▶ _Work required_:
Note each line of the listing that contains the string "竞合谈判", and copy it.

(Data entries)

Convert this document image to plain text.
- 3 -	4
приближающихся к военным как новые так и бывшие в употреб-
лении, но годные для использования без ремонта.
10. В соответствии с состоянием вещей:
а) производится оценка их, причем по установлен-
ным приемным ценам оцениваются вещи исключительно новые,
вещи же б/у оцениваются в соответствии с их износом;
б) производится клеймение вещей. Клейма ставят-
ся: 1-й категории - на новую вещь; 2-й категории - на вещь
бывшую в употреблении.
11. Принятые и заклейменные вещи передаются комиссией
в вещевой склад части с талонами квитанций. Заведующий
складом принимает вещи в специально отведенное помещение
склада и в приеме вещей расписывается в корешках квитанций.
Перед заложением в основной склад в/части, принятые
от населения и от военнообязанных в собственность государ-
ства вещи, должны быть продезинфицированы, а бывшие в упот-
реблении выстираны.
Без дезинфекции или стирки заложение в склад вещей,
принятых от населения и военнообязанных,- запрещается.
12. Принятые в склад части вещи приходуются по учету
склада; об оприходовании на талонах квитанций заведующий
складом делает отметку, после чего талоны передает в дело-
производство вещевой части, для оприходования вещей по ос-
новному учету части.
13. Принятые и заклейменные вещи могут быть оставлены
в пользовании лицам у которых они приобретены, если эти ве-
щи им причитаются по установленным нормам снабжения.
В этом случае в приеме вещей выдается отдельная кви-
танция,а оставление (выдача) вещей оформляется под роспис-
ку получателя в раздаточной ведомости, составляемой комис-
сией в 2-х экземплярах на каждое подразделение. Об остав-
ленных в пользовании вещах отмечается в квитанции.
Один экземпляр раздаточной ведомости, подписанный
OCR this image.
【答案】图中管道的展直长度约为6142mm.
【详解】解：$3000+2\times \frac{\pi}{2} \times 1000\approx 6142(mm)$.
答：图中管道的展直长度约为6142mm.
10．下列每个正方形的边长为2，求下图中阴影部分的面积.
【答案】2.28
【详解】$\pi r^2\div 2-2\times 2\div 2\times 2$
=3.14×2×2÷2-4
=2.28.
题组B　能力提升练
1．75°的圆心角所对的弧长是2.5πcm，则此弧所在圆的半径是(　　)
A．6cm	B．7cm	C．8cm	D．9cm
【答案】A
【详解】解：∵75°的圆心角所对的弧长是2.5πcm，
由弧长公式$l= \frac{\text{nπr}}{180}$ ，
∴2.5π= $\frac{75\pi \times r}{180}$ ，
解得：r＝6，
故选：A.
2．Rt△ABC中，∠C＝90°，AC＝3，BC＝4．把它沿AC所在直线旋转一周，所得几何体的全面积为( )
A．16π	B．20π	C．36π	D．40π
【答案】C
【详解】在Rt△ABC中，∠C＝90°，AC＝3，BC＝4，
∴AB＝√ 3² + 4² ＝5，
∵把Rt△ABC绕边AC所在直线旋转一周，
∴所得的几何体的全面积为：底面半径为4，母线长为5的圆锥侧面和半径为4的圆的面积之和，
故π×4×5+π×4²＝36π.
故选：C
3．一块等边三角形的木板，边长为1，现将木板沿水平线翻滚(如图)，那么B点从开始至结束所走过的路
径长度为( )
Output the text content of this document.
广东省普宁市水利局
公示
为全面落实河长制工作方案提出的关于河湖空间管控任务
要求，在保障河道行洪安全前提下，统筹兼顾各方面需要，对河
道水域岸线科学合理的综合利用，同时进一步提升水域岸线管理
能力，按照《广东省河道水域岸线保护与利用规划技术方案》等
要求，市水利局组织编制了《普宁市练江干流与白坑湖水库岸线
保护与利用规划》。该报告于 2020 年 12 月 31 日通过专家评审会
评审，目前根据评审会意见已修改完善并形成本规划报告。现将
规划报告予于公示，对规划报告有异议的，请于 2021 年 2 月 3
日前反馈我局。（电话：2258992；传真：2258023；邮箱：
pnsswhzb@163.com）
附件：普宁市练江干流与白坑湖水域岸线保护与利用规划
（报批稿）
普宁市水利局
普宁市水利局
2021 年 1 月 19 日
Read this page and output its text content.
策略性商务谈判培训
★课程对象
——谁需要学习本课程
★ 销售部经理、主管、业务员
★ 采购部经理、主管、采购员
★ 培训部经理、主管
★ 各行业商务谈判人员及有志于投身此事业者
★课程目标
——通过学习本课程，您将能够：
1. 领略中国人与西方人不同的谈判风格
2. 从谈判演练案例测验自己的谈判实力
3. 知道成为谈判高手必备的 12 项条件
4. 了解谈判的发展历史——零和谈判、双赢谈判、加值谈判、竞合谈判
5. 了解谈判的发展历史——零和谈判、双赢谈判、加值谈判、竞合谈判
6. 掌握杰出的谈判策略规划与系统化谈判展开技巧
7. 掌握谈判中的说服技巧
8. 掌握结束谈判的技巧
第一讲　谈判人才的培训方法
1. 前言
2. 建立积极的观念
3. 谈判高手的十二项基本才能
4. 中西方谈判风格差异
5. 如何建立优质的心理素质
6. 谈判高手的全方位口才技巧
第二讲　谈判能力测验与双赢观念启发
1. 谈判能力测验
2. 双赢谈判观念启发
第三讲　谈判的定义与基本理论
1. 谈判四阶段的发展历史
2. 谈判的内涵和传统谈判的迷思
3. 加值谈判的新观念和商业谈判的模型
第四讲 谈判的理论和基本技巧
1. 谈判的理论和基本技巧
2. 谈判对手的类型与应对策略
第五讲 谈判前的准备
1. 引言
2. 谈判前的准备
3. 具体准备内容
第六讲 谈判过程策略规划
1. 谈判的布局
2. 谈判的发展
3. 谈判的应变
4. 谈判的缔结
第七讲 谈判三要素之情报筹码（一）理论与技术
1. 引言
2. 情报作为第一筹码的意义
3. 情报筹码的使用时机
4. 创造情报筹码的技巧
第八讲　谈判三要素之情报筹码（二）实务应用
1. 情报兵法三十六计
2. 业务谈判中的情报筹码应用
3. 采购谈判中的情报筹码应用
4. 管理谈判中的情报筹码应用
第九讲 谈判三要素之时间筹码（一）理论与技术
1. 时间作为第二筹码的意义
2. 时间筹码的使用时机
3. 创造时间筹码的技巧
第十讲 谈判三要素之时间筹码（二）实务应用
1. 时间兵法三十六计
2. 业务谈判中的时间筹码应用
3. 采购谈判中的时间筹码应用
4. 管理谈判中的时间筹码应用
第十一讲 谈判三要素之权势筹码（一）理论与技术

▶ _The reply_:
4. 了解谈判的发展历史——零和谈判、双赢谈判、加值谈判、竞合谈判
5. 了解谈判的发展历史——零和谈判、双赢谈判、加值谈判、竞合谈判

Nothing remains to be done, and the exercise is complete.